> Your instructions: Looking at the listing beneath, work out how many lines hold "Tracks" and report only that figure.
_ _ _ _
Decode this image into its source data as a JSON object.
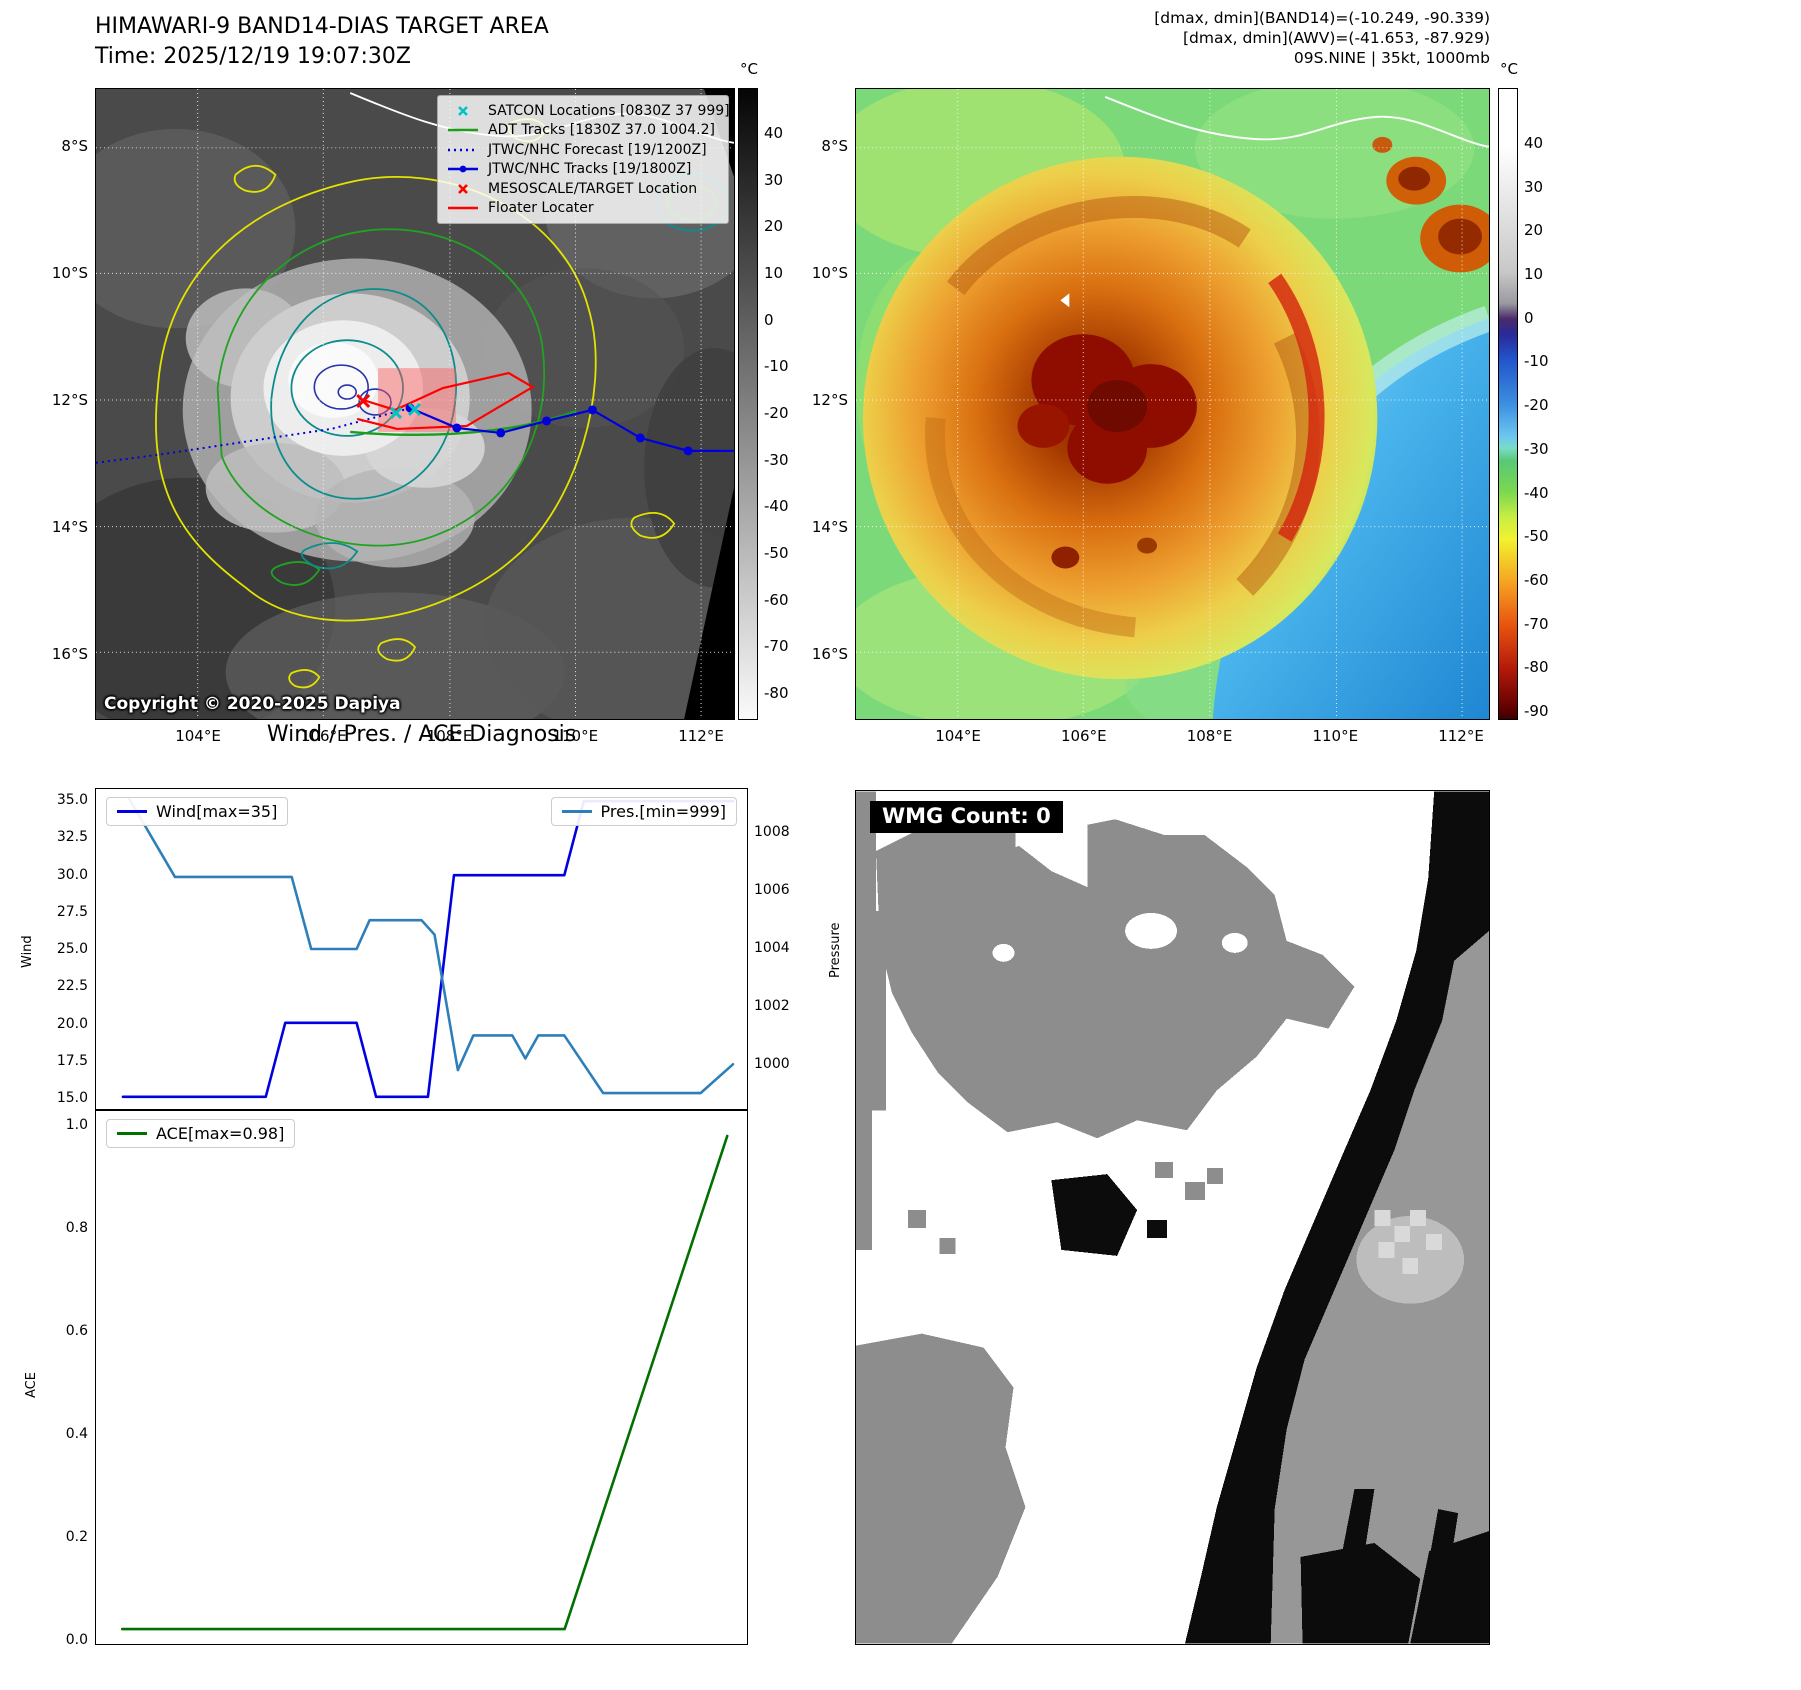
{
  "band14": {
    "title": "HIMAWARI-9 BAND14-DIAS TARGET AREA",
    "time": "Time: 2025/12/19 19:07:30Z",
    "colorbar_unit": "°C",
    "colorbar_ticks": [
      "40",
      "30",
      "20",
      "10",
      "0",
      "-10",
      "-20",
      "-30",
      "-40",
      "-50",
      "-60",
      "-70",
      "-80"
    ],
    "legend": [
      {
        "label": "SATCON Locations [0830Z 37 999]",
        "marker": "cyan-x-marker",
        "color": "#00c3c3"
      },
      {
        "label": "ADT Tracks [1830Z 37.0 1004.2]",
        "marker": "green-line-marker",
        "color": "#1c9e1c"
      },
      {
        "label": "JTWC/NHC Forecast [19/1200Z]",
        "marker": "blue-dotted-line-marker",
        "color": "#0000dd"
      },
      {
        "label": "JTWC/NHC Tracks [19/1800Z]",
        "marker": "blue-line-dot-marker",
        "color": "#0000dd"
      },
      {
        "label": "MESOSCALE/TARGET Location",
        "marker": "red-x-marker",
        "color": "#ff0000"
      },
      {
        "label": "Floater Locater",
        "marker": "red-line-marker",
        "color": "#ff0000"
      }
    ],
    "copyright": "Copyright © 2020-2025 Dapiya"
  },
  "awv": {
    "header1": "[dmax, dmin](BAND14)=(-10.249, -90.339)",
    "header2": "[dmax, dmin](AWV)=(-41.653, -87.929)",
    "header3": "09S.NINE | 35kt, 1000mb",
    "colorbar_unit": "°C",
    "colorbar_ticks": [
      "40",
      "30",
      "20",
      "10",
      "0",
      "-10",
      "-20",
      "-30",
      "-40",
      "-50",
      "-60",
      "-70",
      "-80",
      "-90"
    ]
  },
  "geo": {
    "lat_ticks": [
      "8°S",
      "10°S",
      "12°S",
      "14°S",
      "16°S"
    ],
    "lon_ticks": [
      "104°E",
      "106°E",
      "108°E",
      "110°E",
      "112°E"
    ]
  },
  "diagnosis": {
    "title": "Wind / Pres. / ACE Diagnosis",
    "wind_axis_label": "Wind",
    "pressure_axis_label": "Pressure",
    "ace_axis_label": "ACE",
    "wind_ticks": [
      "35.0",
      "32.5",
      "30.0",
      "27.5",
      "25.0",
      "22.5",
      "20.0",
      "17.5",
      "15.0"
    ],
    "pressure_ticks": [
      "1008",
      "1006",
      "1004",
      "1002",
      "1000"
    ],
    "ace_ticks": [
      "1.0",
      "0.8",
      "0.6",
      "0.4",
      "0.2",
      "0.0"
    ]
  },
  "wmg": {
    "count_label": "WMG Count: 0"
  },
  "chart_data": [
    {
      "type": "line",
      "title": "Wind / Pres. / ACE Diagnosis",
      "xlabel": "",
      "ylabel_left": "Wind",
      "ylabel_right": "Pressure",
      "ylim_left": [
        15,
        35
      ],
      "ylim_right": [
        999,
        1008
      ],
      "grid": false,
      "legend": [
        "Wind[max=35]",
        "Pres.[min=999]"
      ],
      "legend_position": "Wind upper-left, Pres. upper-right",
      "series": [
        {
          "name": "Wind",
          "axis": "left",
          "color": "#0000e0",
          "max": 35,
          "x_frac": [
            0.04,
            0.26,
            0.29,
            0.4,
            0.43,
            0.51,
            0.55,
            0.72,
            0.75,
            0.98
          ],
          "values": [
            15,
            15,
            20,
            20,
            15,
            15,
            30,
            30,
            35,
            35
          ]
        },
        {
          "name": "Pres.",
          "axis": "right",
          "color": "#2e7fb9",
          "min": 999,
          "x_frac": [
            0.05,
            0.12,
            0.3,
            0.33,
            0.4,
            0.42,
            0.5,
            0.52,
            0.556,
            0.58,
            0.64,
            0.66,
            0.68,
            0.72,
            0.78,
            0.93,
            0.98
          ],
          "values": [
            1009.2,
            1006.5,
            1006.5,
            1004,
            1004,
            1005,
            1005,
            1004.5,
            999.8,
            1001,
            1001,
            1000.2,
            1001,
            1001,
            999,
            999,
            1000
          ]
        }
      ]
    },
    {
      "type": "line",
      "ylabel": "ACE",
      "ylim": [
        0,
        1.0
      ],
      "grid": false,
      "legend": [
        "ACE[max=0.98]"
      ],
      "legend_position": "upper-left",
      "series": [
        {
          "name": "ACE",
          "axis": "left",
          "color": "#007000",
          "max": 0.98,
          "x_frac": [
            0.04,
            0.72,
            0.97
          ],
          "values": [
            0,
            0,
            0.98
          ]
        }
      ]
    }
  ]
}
_ _ _ _
> Exercise output: 2